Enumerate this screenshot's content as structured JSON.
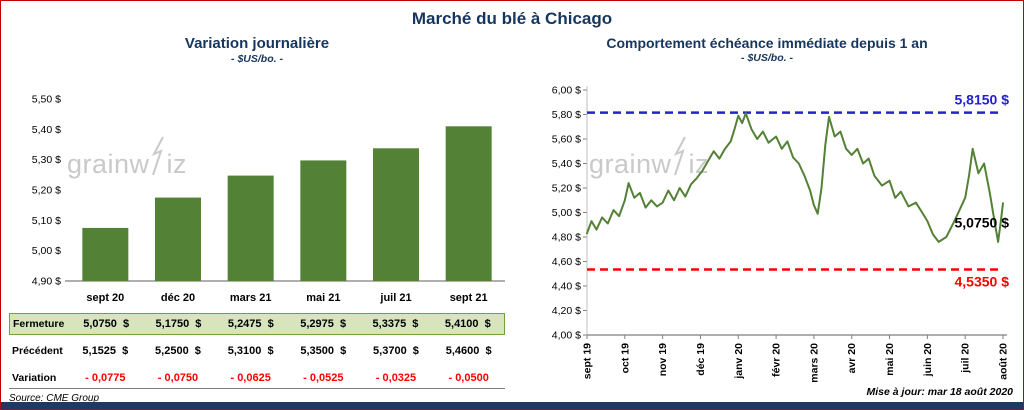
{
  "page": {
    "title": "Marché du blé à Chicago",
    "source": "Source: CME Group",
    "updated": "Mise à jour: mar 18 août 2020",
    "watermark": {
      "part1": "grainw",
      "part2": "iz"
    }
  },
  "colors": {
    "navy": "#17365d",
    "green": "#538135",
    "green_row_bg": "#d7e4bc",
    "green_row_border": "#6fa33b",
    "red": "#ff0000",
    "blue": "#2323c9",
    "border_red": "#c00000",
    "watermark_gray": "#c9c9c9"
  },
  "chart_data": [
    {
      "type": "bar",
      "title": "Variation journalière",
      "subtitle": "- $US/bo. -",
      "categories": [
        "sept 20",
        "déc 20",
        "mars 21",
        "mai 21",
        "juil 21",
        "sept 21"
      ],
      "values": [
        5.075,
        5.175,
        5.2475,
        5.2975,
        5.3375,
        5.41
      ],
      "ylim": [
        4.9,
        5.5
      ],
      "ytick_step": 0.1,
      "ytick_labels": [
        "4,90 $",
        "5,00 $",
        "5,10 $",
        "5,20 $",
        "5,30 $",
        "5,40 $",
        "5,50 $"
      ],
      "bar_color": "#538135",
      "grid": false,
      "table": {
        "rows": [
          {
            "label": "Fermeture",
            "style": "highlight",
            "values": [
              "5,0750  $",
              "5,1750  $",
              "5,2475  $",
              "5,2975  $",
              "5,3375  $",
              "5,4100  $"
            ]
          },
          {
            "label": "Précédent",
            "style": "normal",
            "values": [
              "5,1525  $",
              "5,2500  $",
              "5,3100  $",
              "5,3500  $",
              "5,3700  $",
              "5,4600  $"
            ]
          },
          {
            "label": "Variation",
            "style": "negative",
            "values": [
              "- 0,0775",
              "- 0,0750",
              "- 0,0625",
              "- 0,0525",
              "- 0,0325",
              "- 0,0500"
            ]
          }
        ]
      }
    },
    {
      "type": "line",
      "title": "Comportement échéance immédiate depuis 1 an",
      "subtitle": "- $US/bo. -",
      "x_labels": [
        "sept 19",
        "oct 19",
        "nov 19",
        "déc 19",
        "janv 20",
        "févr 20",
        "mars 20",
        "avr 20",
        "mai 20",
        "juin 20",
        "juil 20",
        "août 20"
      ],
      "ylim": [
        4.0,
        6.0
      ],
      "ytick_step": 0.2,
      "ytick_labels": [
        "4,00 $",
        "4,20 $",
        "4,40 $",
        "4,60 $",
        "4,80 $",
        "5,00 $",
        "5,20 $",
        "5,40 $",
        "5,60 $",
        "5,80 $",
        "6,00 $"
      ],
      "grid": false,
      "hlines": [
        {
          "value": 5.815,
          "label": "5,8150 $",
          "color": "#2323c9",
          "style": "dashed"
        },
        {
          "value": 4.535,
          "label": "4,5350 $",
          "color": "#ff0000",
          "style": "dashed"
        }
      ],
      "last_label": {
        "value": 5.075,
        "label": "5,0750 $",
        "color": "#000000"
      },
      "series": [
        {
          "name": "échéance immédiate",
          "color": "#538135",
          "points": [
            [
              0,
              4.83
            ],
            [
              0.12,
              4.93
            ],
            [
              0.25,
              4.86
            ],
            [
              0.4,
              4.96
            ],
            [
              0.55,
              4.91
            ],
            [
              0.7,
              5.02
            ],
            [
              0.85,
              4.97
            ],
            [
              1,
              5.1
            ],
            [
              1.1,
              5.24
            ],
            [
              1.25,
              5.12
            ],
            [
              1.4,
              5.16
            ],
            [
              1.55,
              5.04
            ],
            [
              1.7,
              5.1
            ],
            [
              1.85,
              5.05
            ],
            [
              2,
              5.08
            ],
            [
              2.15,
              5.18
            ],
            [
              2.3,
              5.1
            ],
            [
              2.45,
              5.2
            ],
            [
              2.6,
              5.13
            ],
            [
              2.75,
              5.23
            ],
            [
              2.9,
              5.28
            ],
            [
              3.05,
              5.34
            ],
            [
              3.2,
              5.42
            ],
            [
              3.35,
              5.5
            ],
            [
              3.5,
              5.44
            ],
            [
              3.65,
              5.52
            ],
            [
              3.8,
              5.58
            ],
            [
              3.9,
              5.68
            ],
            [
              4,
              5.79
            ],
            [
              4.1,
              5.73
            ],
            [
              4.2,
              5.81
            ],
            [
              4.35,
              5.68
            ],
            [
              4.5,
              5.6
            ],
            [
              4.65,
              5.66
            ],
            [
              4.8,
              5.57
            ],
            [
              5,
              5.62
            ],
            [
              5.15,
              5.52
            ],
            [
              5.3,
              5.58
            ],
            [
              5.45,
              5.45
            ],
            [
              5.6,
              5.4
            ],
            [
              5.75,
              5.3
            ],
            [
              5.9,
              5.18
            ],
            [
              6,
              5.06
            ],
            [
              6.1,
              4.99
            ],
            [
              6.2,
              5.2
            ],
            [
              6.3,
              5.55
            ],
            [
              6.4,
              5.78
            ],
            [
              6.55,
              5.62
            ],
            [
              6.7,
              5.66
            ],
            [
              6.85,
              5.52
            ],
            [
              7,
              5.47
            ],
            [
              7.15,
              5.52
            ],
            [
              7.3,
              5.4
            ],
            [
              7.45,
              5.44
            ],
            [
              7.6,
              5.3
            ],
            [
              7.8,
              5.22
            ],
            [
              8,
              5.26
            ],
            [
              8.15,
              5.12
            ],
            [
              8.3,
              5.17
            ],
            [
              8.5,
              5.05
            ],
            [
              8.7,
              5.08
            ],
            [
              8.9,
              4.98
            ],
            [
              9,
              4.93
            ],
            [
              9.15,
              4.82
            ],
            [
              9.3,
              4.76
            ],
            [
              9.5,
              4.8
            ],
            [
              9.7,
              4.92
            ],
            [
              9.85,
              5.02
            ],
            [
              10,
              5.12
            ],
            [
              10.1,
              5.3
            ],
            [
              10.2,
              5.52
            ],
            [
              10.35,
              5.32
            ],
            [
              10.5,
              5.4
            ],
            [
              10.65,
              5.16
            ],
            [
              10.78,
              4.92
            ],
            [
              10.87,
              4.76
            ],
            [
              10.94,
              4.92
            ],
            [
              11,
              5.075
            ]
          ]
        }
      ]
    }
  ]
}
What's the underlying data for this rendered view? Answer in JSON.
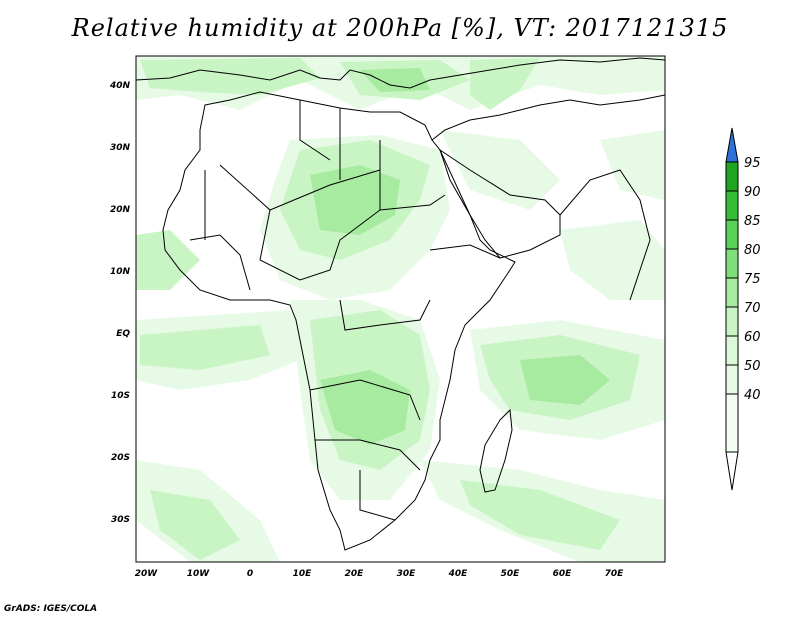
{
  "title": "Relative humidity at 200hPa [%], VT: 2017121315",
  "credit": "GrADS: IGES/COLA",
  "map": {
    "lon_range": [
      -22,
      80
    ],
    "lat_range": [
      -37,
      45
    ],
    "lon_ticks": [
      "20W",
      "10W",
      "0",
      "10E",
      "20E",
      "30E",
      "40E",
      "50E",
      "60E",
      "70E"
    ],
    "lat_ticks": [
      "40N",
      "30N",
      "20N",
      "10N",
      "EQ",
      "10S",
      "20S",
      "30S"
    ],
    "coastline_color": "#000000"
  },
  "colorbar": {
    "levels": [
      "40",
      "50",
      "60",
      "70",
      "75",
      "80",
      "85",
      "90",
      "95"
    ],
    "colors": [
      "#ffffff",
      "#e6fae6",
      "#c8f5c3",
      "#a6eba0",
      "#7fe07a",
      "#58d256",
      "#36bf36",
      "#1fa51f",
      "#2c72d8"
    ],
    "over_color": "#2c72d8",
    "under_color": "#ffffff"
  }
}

* * * * *

- [Exercise description] Each entry above is to be written out again unchanged, apart from the pictures, which are left out.

- [Solved problem]
Enumerate this screenshot's content as structured JSON.
{
  "page": {
    "title": "Marché du blé à Chicago",
    "source": "Source: CME Group",
    "updated": "Mise à jour: mar 18 août 2020",
    "watermark": {
      "part1": "grainw",
      "part2": "iz"
    }
  },
  "colors": {
    "navy": "#17365d",
    "green": "#538135",
    "green_row_bg": "#d7e4bc",
    "green_row_border": "#6fa33b",
    "red": "#ff0000",
    "blue": "#2323c9",
    "border_red": "#c00000",
    "watermark_gray": "#c9c9c9"
  },
  "chart_data": [
    {
      "type": "bar",
      "title": "Variation journalière",
      "subtitle": "- $US/bo. -",
      "categories": [
        "sept 20",
        "déc 20",
        "mars 21",
        "mai 21",
        "juil 21",
        "sept 21"
      ],
      "values": [
        5.075,
        5.175,
        5.2475,
        5.2975,
        5.3375,
        5.41
      ],
      "ylim": [
        4.9,
        5.5
      ],
      "ytick_step": 0.1,
      "ytick_labels": [
        "4,90 $",
        "5,00 $",
        "5,10 $",
        "5,20 $",
        "5,30 $",
        "5,40 $",
        "5,50 $"
      ],
      "bar_color": "#538135",
      "grid": false,
      "table": {
        "rows": [
          {
            "label": "Fermeture",
            "style": "highlight",
            "values": [
              "5,0750  $",
              "5,1750  $",
              "5,2475  $",
              "5,2975  $",
              "5,3375  $",
              "5,4100  $"
            ]
          },
          {
            "label": "Précédent",
            "style": "normal",
            "values": [
              "5,1525  $",
              "5,2500  $",
              "5,3100  $",
              "5,3500  $",
              "5,3700  $",
              "5,4600  $"
            ]
          },
          {
            "label": "Variation",
            "style": "negative",
            "values": [
              "- 0,0775",
              "- 0,0750",
              "- 0,0625",
              "- 0,0525",
              "- 0,0325",
              "- 0,0500"
            ]
          }
        ]
      }
    },
    {
      "type": "line",
      "title": "Comportement échéance immédiate depuis 1 an",
      "subtitle": "- $US/bo. -",
      "x_labels": [
        "sept 19",
        "oct 19",
        "nov 19",
        "déc 19",
        "janv 20",
        "févr 20",
        "mars 20",
        "avr 20",
        "mai 20",
        "juin 20",
        "juil 20",
        "août 20"
      ],
      "ylim": [
        4.0,
        6.0
      ],
      "ytick_step": 0.2,
      "ytick_labels": [
        "4,00 $",
        "4,20 $",
        "4,40 $",
        "4,60 $",
        "4,80 $",
        "5,00 $",
        "5,20 $",
        "5,40 $",
        "5,60 $",
        "5,80 $",
        "6,00 $"
      ],
      "grid": false,
      "hlines": [
        {
          "value": 5.815,
          "label": "5,8150 $",
          "color": "#2323c9",
          "style": "dashed"
        },
        {
          "value": 4.535,
          "label": "4,5350 $",
          "color": "#ff0000",
          "style": "dashed"
        }
      ],
      "last_label": {
        "value": 5.075,
        "label": "5,0750 $",
        "color": "#000000"
      },
      "series": [
        {
          "name": "échéance immédiate",
          "color": "#538135",
          "points": [
            [
              0,
              4.83
            ],
            [
              0.12,
              4.93
            ],
            [
              0.25,
              4.86
            ],
            [
              0.4,
              4.96
            ],
            [
              0.55,
              4.91
            ],
            [
              0.7,
              5.02
            ],
            [
              0.85,
              4.97
            ],
            [
              1,
              5.1
            ],
            [
              1.1,
              5.24
            ],
            [
              1.25,
              5.12
            ],
            [
              1.4,
              5.16
            ],
            [
              1.55,
              5.04
            ],
            [
              1.7,
              5.1
            ],
            [
              1.85,
              5.05
            ],
            [
              2,
              5.08
            ],
            [
              2.15,
              5.18
            ],
            [
              2.3,
              5.1
            ],
            [
              2.45,
              5.2
            ],
            [
              2.6,
              5.13
            ],
            [
              2.75,
              5.23
            ],
            [
              2.9,
              5.28
            ],
            [
              3.05,
              5.34
            ],
            [
              3.2,
              5.42
            ],
            [
              3.35,
              5.5
            ],
            [
              3.5,
              5.44
            ],
            [
              3.65,
              5.52
            ],
            [
              3.8,
              5.58
            ],
            [
              3.9,
              5.68
            ],
            [
              4,
              5.79
            ],
            [
              4.1,
              5.73
            ],
            [
              4.2,
              5.81
            ],
            [
              4.35,
              5.68
            ],
            [
              4.5,
              5.6
            ],
            [
              4.65,
              5.66
            ],
            [
              4.8,
              5.57
            ],
            [
              5,
              5.62
            ],
            [
              5.15,
              5.52
            ],
            [
              5.3,
              5.58
            ],
            [
              5.45,
              5.45
            ],
            [
              5.6,
              5.4
            ],
            [
              5.75,
              5.3
            ],
            [
              5.9,
              5.18
            ],
            [
              6,
              5.06
            ],
            [
              6.1,
              4.99
            ],
            [
              6.2,
              5.2
            ],
            [
              6.3,
              5.55
            ],
            [
              6.4,
              5.78
            ],
            [
              6.55,
              5.62
            ],
            [
              6.7,
              5.66
            ],
            [
              6.85,
              5.52
            ],
            [
              7,
              5.47
            ],
            [
              7.15,
              5.52
            ],
            [
              7.3,
              5.4
            ],
            [
              7.45,
              5.44
            ],
            [
              7.6,
              5.3
            ],
            [
              7.8,
              5.22
            ],
            [
              8,
              5.26
            ],
            [
              8.15,
              5.12
            ],
            [
              8.3,
              5.17
            ],
            [
              8.5,
              5.05
            ],
            [
              8.7,
              5.08
            ],
            [
              8.9,
              4.98
            ],
            [
              9,
              4.93
            ],
            [
              9.15,
              4.82
            ],
            [
              9.3,
              4.76
            ],
            [
              9.5,
              4.8
            ],
            [
              9.7,
              4.92
            ],
            [
              9.85,
              5.02
            ],
            [
              10,
              5.12
            ],
            [
              10.1,
              5.3
            ],
            [
              10.2,
              5.52
            ],
            [
              10.35,
              5.32
            ],
            [
              10.5,
              5.4
            ],
            [
              10.65,
              5.16
            ],
            [
              10.78,
              4.92
            ],
            [
              10.87,
              4.76
            ],
            [
              10.94,
              4.92
            ],
            [
              11,
              5.075
            ]
          ]
        }
      ]
    }
  ]
}
What's the underlying data for this rendered view? Answer in JSON.
{
  "title": "Relative humidity at 200hPa [%], VT: 2017121315",
  "credit": "GrADS: IGES/COLA",
  "map": {
    "lon_range": [
      -22,
      80
    ],
    "lat_range": [
      -37,
      45
    ],
    "lon_ticks": [
      "20W",
      "10W",
      "0",
      "10E",
      "20E",
      "30E",
      "40E",
      "50E",
      "60E",
      "70E"
    ],
    "lat_ticks": [
      "40N",
      "30N",
      "20N",
      "10N",
      "EQ",
      "10S",
      "20S",
      "30S"
    ],
    "coastline_color": "#000000"
  },
  "colorbar": {
    "levels": [
      "40",
      "50",
      "60",
      "70",
      "75",
      "80",
      "85",
      "90",
      "95"
    ],
    "colors": [
      "#ffffff",
      "#e6fae6",
      "#c8f5c3",
      "#a6eba0",
      "#7fe07a",
      "#58d256",
      "#36bf36",
      "#1fa51f",
      "#2c72d8"
    ],
    "over_color": "#2c72d8",
    "under_color": "#ffffff"
  }
}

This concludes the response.